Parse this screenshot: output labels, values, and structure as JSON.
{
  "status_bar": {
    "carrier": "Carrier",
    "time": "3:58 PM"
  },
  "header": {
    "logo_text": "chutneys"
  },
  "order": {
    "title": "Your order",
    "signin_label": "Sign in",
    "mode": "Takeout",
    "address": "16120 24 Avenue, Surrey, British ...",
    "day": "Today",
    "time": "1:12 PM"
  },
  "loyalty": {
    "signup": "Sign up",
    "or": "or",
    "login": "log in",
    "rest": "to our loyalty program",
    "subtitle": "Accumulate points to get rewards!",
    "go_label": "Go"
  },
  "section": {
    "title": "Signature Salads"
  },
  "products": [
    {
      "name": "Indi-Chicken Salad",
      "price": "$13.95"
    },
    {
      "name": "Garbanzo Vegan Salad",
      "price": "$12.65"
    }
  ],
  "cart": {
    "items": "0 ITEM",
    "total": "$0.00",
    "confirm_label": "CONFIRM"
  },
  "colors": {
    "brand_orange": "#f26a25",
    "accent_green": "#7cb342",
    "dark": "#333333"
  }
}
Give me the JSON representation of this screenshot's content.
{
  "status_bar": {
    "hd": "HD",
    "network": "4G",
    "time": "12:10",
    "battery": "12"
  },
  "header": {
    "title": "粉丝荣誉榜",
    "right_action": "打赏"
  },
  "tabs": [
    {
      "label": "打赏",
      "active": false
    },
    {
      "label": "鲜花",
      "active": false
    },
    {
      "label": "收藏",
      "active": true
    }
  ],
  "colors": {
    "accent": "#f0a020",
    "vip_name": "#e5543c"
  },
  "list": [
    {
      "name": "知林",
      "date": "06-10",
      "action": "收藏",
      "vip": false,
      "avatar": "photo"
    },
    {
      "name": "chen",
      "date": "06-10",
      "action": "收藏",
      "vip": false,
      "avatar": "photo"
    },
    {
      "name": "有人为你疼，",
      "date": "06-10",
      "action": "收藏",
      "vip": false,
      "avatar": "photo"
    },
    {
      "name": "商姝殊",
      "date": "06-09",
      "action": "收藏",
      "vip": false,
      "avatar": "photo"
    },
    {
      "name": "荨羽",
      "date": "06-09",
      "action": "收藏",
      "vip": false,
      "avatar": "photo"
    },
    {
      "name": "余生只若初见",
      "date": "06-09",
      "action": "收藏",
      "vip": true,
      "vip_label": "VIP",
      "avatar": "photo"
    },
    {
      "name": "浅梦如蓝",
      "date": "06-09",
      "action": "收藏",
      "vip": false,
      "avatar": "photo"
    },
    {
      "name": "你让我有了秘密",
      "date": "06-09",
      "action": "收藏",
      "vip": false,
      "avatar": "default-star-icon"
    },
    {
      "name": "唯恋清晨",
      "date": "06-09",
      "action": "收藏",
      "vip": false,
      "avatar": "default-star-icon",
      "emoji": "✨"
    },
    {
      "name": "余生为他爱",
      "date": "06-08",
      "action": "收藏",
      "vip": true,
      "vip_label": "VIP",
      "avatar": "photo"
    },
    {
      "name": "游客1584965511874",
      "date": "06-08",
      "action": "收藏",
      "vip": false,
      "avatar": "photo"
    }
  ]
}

==*==

Extract each line of the material exactly as it stands.

## REPLY
Parse this screenshot: output labels, values, and structure as JSON.
{
  "status_bar": {
    "carrier": "Carrier",
    "time": "3:58 PM"
  },
  "header": {
    "logo_text": "chutneys"
  },
  "order": {
    "title": "Your order",
    "signin_label": "Sign in",
    "mode": "Takeout",
    "address": "16120 24 Avenue, Surrey, British ...",
    "day": "Today",
    "time": "1:12 PM"
  },
  "loyalty": {
    "signup": "Sign up",
    "or": "or",
    "login": "log in",
    "rest": "to our loyalty program",
    "subtitle": "Accumulate points to get rewards!",
    "go_label": "Go"
  },
  "section": {
    "title": "Signature Salads"
  },
  "products": [
    {
      "name": "Indi-Chicken Salad",
      "price": "$13.95"
    },
    {
      "name": "Garbanzo Vegan Salad",
      "price": "$12.65"
    }
  ],
  "cart": {
    "items": "0 ITEM",
    "total": "$0.00",
    "confirm_label": "CONFIRM"
  },
  "colors": {
    "brand_orange": "#f26a25",
    "accent_green": "#7cb342",
    "dark": "#333333"
  }
}
Give me the JSON representation of this screenshot's content.
{
  "status_bar": {
    "hd": "HD",
    "network": "4G",
    "time": "12:10",
    "battery": "12"
  },
  "header": {
    "title": "粉丝荣誉榜",
    "right_action": "打赏"
  },
  "tabs": [
    {
      "label": "打赏",
      "active": false
    },
    {
      "label": "鲜花",
      "active": false
    },
    {
      "label": "收藏",
      "active": true
    }
  ],
  "colors": {
    "accent": "#f0a020",
    "vip_name": "#e5543c"
  },
  "list": [
    {
      "name": "知林",
      "date": "06-10",
      "action": "收藏",
      "vip": false,
      "avatar": "photo"
    },
    {
      "name": "chen",
      "date": "06-10",
      "action": "收藏",
      "vip": false,
      "avatar": "photo"
    },
    {
      "name": "有人为你疼，",
      "date": "06-10",
      "action": "收藏",
      "vip": false,
      "avatar": "photo"
    },
    {
      "name": "商姝殊",
      "date": "06-09",
      "action": "收藏",
      "vip": false,
      "avatar": "photo"
    },
    {
      "name": "荨羽",
      "date": "06-09",
      "action": "收藏",
      "vip": false,
      "avatar": "photo"
    },
    {
      "name": "余生只若初见",
      "date": "06-09",
      "action": "收藏",
      "vip": true,
      "vip_label": "VIP",
      "avatar": "photo"
    },
    {
      "name": "浅梦如蓝",
      "date": "06-09",
      "action": "收藏",
      "vip": false,
      "avatar": "photo"
    },
    {
      "name": "你让我有了秘密",
      "date": "06-09",
      "action": "收藏",
      "vip": false,
      "avatar": "default-star-icon"
    },
    {
      "name": "唯恋清晨",
      "date": "06-09",
      "action": "收藏",
      "vip": false,
      "avatar": "default-star-icon",
      "emoji": "✨"
    },
    {
      "name": "余生为他爱",
      "date": "06-08",
      "action": "收藏",
      "vip": true,
      "vip_label": "VIP",
      "avatar": "photo"
    },
    {
      "name": "游客1584965511874",
      "date": "06-08",
      "action": "收藏",
      "vip": false,
      "avatar": "photo"
    }
  ]
}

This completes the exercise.